• **Short exercise**: Extract the lines that hold the string "values".

• **Provided material**:
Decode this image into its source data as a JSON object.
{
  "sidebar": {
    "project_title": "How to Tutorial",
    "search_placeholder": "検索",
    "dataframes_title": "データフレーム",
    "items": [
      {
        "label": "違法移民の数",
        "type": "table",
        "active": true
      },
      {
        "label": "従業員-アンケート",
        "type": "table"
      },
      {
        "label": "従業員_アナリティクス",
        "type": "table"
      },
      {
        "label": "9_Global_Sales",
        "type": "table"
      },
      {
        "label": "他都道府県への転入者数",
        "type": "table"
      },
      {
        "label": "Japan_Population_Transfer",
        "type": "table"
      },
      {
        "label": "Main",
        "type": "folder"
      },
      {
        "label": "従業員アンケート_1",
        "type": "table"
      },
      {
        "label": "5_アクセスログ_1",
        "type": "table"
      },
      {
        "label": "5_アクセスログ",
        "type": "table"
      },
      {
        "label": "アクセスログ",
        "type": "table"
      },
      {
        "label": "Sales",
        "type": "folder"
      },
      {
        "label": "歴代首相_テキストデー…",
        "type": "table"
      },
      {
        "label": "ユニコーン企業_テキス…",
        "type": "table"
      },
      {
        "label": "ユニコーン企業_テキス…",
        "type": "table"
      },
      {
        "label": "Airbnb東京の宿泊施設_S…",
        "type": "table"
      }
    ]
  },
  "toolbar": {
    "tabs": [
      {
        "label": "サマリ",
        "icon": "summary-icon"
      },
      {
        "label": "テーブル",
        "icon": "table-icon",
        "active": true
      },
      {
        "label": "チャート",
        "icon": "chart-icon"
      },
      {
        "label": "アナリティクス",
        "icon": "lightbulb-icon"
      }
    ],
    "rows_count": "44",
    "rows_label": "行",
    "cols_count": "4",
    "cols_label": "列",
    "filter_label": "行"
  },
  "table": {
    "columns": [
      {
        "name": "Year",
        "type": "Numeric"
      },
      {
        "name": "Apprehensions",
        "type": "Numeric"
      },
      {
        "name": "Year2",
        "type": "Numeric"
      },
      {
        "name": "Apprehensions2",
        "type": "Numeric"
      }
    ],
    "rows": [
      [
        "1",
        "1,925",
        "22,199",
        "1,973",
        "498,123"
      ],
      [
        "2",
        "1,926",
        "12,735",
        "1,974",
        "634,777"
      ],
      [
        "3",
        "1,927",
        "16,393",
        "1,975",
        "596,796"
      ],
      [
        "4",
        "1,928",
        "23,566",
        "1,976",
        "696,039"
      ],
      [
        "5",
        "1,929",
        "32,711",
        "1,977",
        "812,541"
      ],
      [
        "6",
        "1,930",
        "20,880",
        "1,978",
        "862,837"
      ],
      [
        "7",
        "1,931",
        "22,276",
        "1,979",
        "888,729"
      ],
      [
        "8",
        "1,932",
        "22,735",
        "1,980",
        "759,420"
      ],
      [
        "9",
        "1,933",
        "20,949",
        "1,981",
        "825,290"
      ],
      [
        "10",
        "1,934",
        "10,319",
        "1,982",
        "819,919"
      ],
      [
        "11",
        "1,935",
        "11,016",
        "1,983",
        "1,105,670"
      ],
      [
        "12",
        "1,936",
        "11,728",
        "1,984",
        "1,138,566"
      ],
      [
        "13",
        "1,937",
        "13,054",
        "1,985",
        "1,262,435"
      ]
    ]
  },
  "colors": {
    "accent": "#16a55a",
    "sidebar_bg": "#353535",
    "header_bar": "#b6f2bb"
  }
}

---

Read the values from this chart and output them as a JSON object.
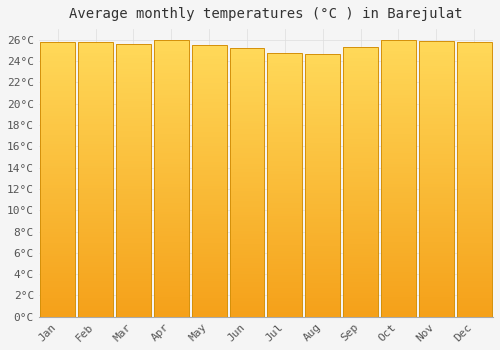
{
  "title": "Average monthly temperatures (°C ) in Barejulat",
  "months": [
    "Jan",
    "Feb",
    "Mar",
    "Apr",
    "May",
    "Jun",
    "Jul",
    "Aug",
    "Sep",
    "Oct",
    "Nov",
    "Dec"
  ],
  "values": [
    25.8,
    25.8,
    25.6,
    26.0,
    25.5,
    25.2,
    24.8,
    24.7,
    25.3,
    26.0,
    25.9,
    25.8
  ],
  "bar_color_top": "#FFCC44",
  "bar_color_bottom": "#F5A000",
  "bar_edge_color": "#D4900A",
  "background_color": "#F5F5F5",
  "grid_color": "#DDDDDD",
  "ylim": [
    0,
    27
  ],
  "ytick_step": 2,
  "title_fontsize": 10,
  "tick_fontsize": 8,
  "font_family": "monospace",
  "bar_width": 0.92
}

• **Full solution**:
Read the values from this chart and output them as a JSON object.
  "values": [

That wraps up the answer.